● **STATED TASK**
Scan the lines below for the word "object". Copy each line you find it in.
## BEGIN ITEMS
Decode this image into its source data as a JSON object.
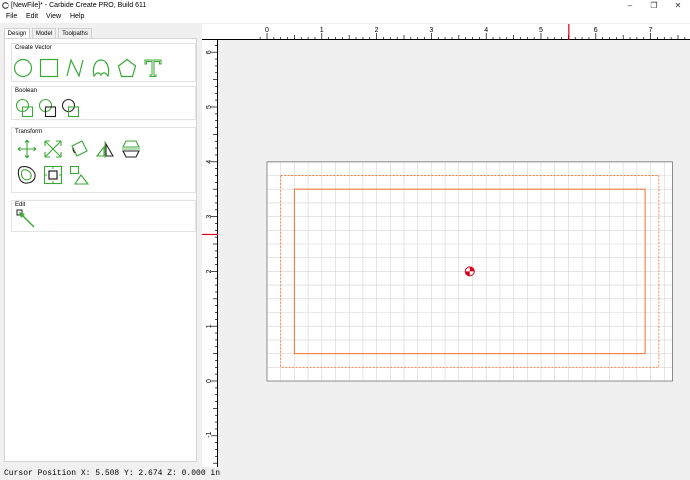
## END ITEMS
## BEGIN ITEMS
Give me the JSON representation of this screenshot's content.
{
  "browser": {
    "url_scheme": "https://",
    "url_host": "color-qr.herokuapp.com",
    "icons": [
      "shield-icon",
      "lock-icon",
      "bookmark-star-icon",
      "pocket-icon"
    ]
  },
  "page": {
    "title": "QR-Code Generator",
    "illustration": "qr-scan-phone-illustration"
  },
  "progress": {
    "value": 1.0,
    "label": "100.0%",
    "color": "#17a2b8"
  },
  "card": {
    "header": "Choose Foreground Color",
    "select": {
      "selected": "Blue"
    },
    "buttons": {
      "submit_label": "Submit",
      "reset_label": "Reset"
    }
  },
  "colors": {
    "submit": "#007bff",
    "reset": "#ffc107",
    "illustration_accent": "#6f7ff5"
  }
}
## END ITEMS
## BEGIN ITEMS
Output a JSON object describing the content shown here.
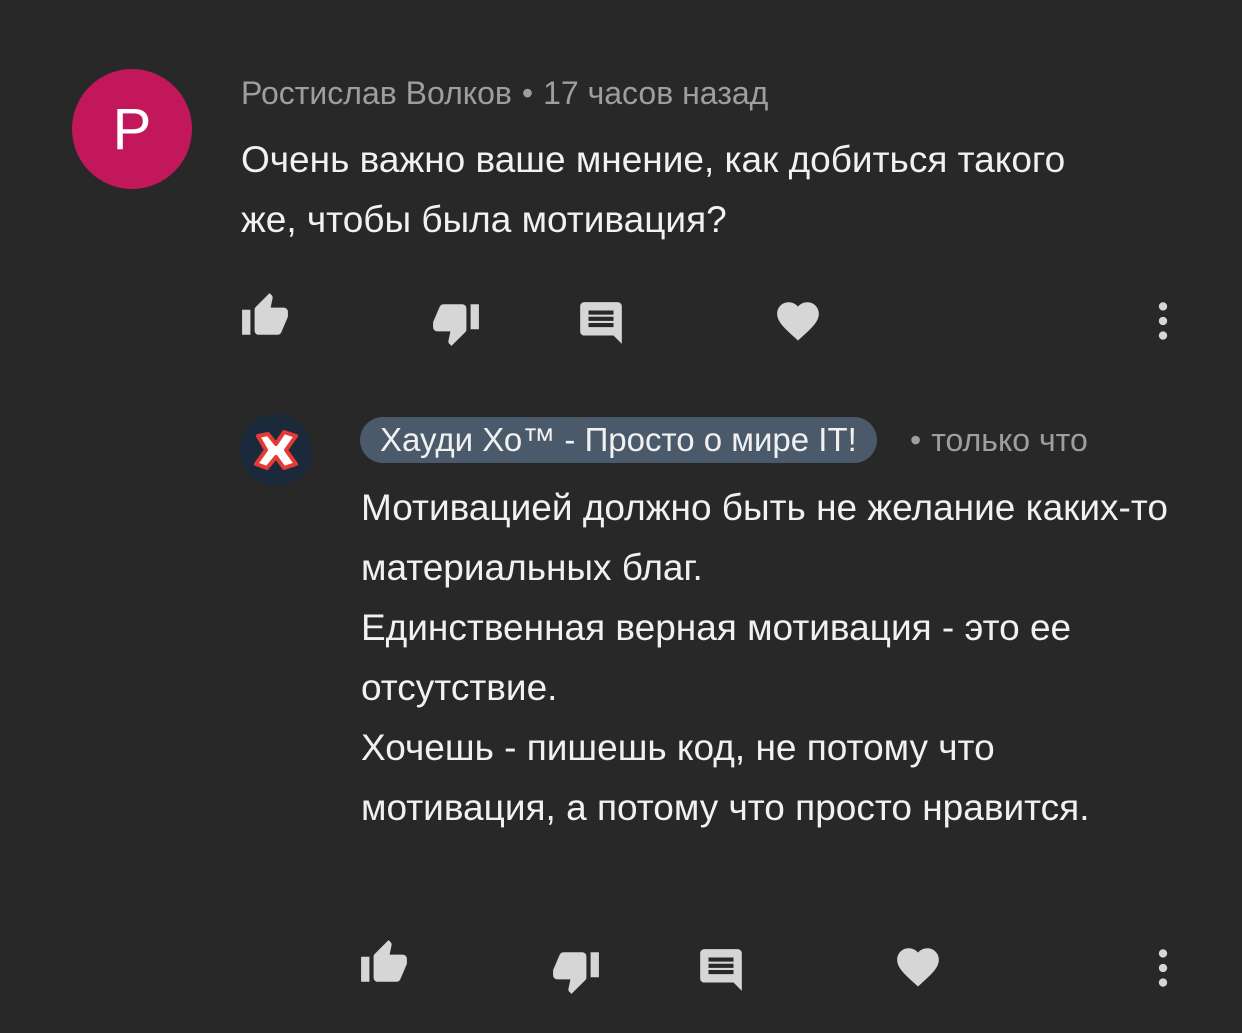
## END ITEMS
● **WORKED SOLUTION**
Decode this image into its source data as a JSON object.
Output a JSON object describing the content shown here.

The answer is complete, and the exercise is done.